— Begin —

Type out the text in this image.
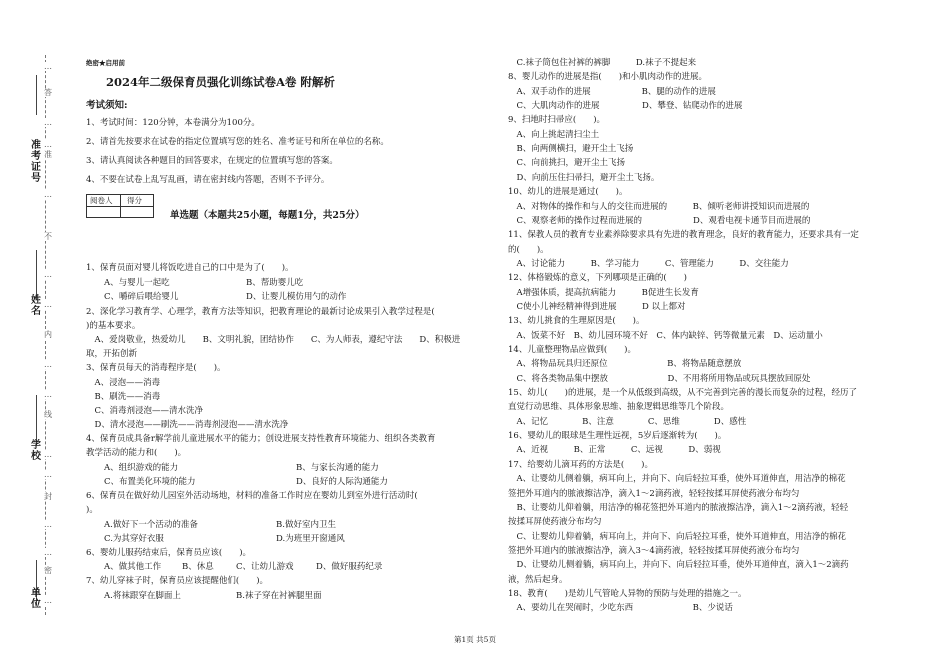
准
考
证
号
姓
名
学
校
单
位
…
答
…
…
准
…
不
…
…
内
…
…
线
…
…
封
…
…
密
…
绝密★启用前
2024年二级保育员强化训练试卷A卷 附解析
考试须知:
1、考试时间：120分钟，本卷满分为100分。
2、请首先按要求在试卷的指定位置填写您的姓名、准考证号和所在单位的名称。
3、请认真阅读各种题目的回答要求，在规定的位置填写您的答案。
4、不要在试卷上乱写乱画，请在密封线内答题，否则不予评分。
单选题（本题共25小题，每题1分，共25分）
1、保育员面对婴儿将饭吃进自己的口中是为了(　　)。
A、与婴儿一起吃	B、帮助婴儿吃
C、嚼碎后喂给婴儿	D、让婴儿模仿用勺的动作
2、深化学习教育学、心理学，教育方法等知识，把教育理论的最新讨论成果引入教学过程是(
)的基本要求。
　A、爱岗敬业，热爱幼儿　　B、文明礼貌，团结协作　　C、为人师表，遵纪守法　　D、积极进
取，开拓创新
3、保育员每天的消毒程序是(　　)。
　A、浸泡——消毒
　B、刷洗——消毒
　C、消毒剂浸泡——清水洗净
　D、清水浸泡——刷洗——消毒剂浸泡——清水洗净
4、保育员成具备r解学前儿童进展水平的能力；创设进展支持性教育环境能力、组织各类教育
教学活动的能力和(　　)。
A、组织游戏的能力	B、与家长沟通的能力
C、布置美化环境的能力	D、良好的人际沟通能力
6、保育员在做好幼儿园室外活动场地，材料的准备工作时应在婴幼儿到室外进行活动时(
)。
A.做好下一个活动的准备	B.做好室内卫生
C.为其穿好衣服	D.为班里开窗通风
6、婴幼儿服药结束后，保育员应该(　　)。
A、做其他工作 B、休息	C、让幼儿游戏	D、做好服药纪录
7、幼儿穿袜子时，保育员应该提醒他们(　　)。
A.将袜跟穿在脚面上	B.袜子穿在衬裤腿里面
阅卷人 得分
　C.袜子筒包住衬裤的裤脚　　　D.袜子不提起来
8、婴儿动作的进展是指(　　)和小肌肉动作的进展。
　A、双手动作的进展　　　　　　B、腿的动作的进展
　C、大肌肉动作的进展　　　　　D、攀登、钻爬动作的进展
9、扫地时扫帚应(　　)。
　A、向上挑起清扫尘土
　B、向两侧横扫，避开尘土飞扬
　C、向前挑扫，避开尘土飞扬
　D、向前压住扫帚扫，避开尘土飞扬。
10、幼儿的进展是通过(　　)。
　A、对物体的操作和与人的交往而进展的　　　B、倾听老师讲授知识而进展的
　C、观察老师的操作过程而进展的　　　　　　D、观看电视卡通节目而进展的
11、保教人员的教育专业素养除要求具有先进的教育理念，良好的教育能力，还要求具有一定
的(　　)。
　A、讨论能力　　　B、学习能力　　　C、管理能力　　　D、交往能力
12、体格锻炼的意义，下列哪项是正确的(　　)
　A增强体质，提高抗病能力　　　B促进生长发育
　C使小儿神经精神得到进展　　　D 以上都对
13、幼儿挑食的生理原因是(　　)。
　A、饭菜不好　B、幼儿园环境不好　C、体内缺锌、钙等微量元素　D、运动量小
14、儿童整理物品应做到(　　)。
　A、将物品玩具归还原位　　　　　　　B、将物品随意摆放
　C、将各类物品集中摆放　　　　　　　D、不用将所用物品或玩具摆放回原处
15、幼儿(　　)的进展，是一个从低级到高级，从不完善到完善的漫长而复杂的过程，经历了
直觉行动思维、具体形象思维、抽象逻辑思维等几个阶段。
　A、记忆　　　　B、注意　　　　C、思维　　　　D、感性
16、婴幼儿的眼球是生理性远视，5岁后逐渐转为(　　)。
　A、近视　　　B、正常　　　C、远视　　　D、弱视
17、给婴幼儿滴耳药的方法是(　　)。
　A、让婴幼儿侧着躺，病耳向上，并向下、向后轻拉耳垂，使外耳道伸直，用洁净的棉花
签把外耳道内的脓液擦洁净，滴入1～2滴药液，轻轻按揉耳屏使药液分布均匀
　B、让婴幼儿仰着躺，用洁净的棉花签把外耳道内的脓液擦洁净，滴入1～2滴药液，轻轻
按揉耳屏使药液分布均匀
　C、让婴幼儿仰着躺，病耳向上，并向下、向后轻拉耳垂，使外耳道伸直，用洁净的棉花
签把外耳道内的脓液擦洁净，滴入3～4滴药液，轻轻按揉耳屏使药液分布均匀
　D、让婴幼儿侧着躺，病耳向上，并向下、向后轻拉耳垂，使外耳道伸直，滴入1～2滴药
液，然后起身。
18、教育(　　)是幼儿气管呛人异物的预防与处理的措施之一。
　A、要幼儿在哭闹时，少吃东西　　　　　　　B、少说话
第1页 共5页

— End —

**Task requirements**
Write out the material above again, word for word, minus its pictures.

**Solution**
Type out the text in this image.
准
考
证
号
姓
名
学
校
单
位
…
答
…
…
准
…
不
…
…
内
…
…
线
…
…
封
…
…
密
…
绝密★启用前
2024年二级保育员强化训练试卷A卷 附解析
考试须知:
1、考试时间：120分钟，本卷满分为100分。
2、请首先按要求在试卷的指定位置填写您的姓名、准考证号和所在单位的名称。
3、请认真阅读各种题目的回答要求，在规定的位置填写您的答案。
4、不要在试卷上乱写乱画，请在密封线内答题，否则不予评分。
单选题（本题共25小题，每题1分，共25分）
1、保育员面对婴儿将饭吃进自己的口中是为了(　　)。
A、与婴儿一起吃	B、帮助婴儿吃
C、嚼碎后喂给婴儿	D、让婴儿模仿用勺的动作
2、深化学习教育学、心理学，教育方法等知识，把教育理论的最新讨论成果引入教学过程是(
)的基本要求。
　A、爱岗敬业，热爱幼儿　　B、文明礼貌，团结协作　　C、为人师表，遵纪守法　　D、积极进
取，开拓创新
3、保育员每天的消毒程序是(　　)。
　A、浸泡——消毒
　B、刷洗——消毒
　C、消毒剂浸泡——清水洗净
　D、清水浸泡——刷洗——消毒剂浸泡——清水洗净
4、保育员成具备r解学前儿童进展水平的能力；创设进展支持性教育环境能力、组织各类教育
教学活动的能力和(　　)。
A、组织游戏的能力	B、与家长沟通的能力
C、布置美化环境的能力	D、良好的人际沟通能力
6、保育员在做好幼儿园室外活动场地，材料的准备工作时应在婴幼儿到室外进行活动时(
)。
A.做好下一个活动的准备	B.做好室内卫生
C.为其穿好衣服	D.为班里开窗通风
6、婴幼儿服药结束后，保育员应该(　　)。
A、做其他工作 B、休息	C、让幼儿游戏	D、做好服药纪录
7、幼儿穿袜子时，保育员应该提醒他们(　　)。
A.将袜跟穿在脚面上	B.袜子穿在衬裤腿里面
阅卷人 得分
　C.袜子筒包住衬裤的裤脚　　　D.袜子不提起来
8、婴儿动作的进展是指(　　)和小肌肉动作的进展。
　A、双手动作的进展　　　　　　B、腿的动作的进展
　C、大肌肉动作的进展　　　　　D、攀登、钻爬动作的进展
9、扫地时扫帚应(　　)。
　A、向上挑起清扫尘土
　B、向两侧横扫，避开尘土飞扬
　C、向前挑扫，避开尘土飞扬
　D、向前压住扫帚扫，避开尘土飞扬。
10、幼儿的进展是通过(　　)。
　A、对物体的操作和与人的交往而进展的　　　B、倾听老师讲授知识而进展的
　C、观察老师的操作过程而进展的　　　　　　D、观看电视卡通节目而进展的
11、保教人员的教育专业素养除要求具有先进的教育理念，良好的教育能力，还要求具有一定
的(　　)。
　A、讨论能力　　　B、学习能力　　　C、管理能力　　　D、交往能力
12、体格锻炼的意义，下列哪项是正确的(　　)
　A增强体质，提高抗病能力　　　B促进生长发育
　C使小儿神经精神得到进展　　　D 以上都对
13、幼儿挑食的生理原因是(　　)。
　A、饭菜不好　B、幼儿园环境不好　C、体内缺锌、钙等微量元素　D、运动量小
14、儿童整理物品应做到(　　)。
　A、将物品玩具归还原位　　　　　　　B、将物品随意摆放
　C、将各类物品集中摆放　　　　　　　D、不用将所用物品或玩具摆放回原处
15、幼儿(　　)的进展，是一个从低级到高级，从不完善到完善的漫长而复杂的过程，经历了
直觉行动思维、具体形象思维、抽象逻辑思维等几个阶段。
　A、记忆　　　　B、注意　　　　C、思维　　　　D、感性
16、婴幼儿的眼球是生理性远视，5岁后逐渐转为(　　)。
　A、近视　　　B、正常　　　C、远视　　　D、弱视
17、给婴幼儿滴耳药的方法是(　　)。
　A、让婴幼儿侧着躺，病耳向上，并向下、向后轻拉耳垂，使外耳道伸直，用洁净的棉花
签把外耳道内的脓液擦洁净，滴入1～2滴药液，轻轻按揉耳屏使药液分布均匀
　B、让婴幼儿仰着躺，用洁净的棉花签把外耳道内的脓液擦洁净，滴入1～2滴药液，轻轻
按揉耳屏使药液分布均匀
　C、让婴幼儿仰着躺，病耳向上，并向下、向后轻拉耳垂，使外耳道伸直，用洁净的棉花
签把外耳道内的脓液擦洁净，滴入3～4滴药液，轻轻按揉耳屏使药液分布均匀
　D、让婴幼儿侧着躺，病耳向上，并向下、向后轻拉耳垂，使外耳道伸直，滴入1～2滴药
液，然后起身。
18、教育(　　)是幼儿气管呛人异物的预防与处理的措施之一。
　A、要幼儿在哭闹时，少吃东西　　　　　　　B、少说话
第1页 共5页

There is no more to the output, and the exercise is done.